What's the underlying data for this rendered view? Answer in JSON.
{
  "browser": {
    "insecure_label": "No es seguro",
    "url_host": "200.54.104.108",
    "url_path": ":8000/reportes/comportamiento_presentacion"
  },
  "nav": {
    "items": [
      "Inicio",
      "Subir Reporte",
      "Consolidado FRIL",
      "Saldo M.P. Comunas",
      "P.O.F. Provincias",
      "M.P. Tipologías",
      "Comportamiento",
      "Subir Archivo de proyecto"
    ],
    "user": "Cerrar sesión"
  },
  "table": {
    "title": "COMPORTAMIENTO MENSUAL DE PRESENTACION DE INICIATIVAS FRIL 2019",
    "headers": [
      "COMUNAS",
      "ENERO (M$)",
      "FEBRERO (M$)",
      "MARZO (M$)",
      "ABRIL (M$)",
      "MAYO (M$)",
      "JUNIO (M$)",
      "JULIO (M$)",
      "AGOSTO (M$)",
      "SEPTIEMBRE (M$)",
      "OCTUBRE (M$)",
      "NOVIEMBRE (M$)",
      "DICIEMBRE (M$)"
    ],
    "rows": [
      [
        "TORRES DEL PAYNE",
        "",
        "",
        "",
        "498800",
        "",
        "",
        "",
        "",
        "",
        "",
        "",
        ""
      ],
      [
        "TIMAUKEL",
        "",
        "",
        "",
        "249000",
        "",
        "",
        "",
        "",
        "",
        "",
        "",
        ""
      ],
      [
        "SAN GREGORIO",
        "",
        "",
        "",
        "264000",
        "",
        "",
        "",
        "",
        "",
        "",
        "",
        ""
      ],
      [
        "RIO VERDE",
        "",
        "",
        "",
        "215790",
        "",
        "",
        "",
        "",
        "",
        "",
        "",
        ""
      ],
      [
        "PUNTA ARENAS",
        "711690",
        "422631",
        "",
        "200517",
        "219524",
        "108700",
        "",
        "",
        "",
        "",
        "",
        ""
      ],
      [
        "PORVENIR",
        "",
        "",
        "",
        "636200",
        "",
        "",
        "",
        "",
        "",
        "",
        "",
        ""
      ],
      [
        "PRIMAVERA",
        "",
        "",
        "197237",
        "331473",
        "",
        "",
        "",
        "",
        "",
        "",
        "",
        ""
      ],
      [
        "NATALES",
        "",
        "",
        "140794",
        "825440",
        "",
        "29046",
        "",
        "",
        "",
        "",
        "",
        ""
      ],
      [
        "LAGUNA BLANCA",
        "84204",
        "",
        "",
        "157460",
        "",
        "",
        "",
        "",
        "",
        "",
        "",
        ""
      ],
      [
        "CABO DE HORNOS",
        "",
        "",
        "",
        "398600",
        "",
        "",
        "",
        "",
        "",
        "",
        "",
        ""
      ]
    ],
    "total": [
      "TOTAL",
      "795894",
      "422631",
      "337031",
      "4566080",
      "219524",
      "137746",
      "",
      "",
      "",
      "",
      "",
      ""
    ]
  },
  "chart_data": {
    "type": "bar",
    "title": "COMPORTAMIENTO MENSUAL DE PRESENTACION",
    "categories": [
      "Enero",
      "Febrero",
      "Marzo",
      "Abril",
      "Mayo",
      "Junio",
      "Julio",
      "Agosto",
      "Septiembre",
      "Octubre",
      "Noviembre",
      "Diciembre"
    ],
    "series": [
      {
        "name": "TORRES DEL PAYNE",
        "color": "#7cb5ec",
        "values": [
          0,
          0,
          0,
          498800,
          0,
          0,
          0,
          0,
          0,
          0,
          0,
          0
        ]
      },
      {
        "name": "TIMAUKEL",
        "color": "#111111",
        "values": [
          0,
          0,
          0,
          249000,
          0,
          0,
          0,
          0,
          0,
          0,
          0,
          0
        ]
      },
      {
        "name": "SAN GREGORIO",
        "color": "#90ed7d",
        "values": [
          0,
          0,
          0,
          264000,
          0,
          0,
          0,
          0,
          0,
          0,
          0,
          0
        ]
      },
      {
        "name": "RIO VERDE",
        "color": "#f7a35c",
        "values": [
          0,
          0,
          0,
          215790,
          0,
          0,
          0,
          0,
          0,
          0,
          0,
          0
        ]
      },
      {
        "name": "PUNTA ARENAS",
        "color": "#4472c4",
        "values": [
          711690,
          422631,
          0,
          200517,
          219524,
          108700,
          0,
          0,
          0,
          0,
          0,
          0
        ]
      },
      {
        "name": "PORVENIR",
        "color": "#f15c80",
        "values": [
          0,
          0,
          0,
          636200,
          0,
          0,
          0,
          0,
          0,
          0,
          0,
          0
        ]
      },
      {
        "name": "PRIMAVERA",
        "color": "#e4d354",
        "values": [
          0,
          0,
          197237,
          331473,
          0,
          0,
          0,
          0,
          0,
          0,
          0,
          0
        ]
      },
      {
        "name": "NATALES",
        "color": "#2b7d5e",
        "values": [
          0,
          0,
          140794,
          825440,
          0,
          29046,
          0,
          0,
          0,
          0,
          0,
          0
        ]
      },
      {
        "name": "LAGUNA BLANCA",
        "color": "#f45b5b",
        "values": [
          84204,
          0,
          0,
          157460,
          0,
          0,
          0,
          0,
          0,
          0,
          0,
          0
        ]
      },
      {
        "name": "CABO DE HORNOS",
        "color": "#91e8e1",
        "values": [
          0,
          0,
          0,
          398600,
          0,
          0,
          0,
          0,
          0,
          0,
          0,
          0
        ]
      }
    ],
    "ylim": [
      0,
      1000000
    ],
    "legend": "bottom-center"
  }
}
::::
Where a line of the entries contains the word "color", copy that line.

        "color": "#7cb5ec",
        "color": "#111111",
        "color": "#90ed7d",
        "color": "#f7a35c",
        "color": "#4472c4",
        "color": "#f15c80",
        "color": "#e4d354",
        "color": "#2b7d5e",
        "color": "#f45b5b",
        "color": "#91e8e1",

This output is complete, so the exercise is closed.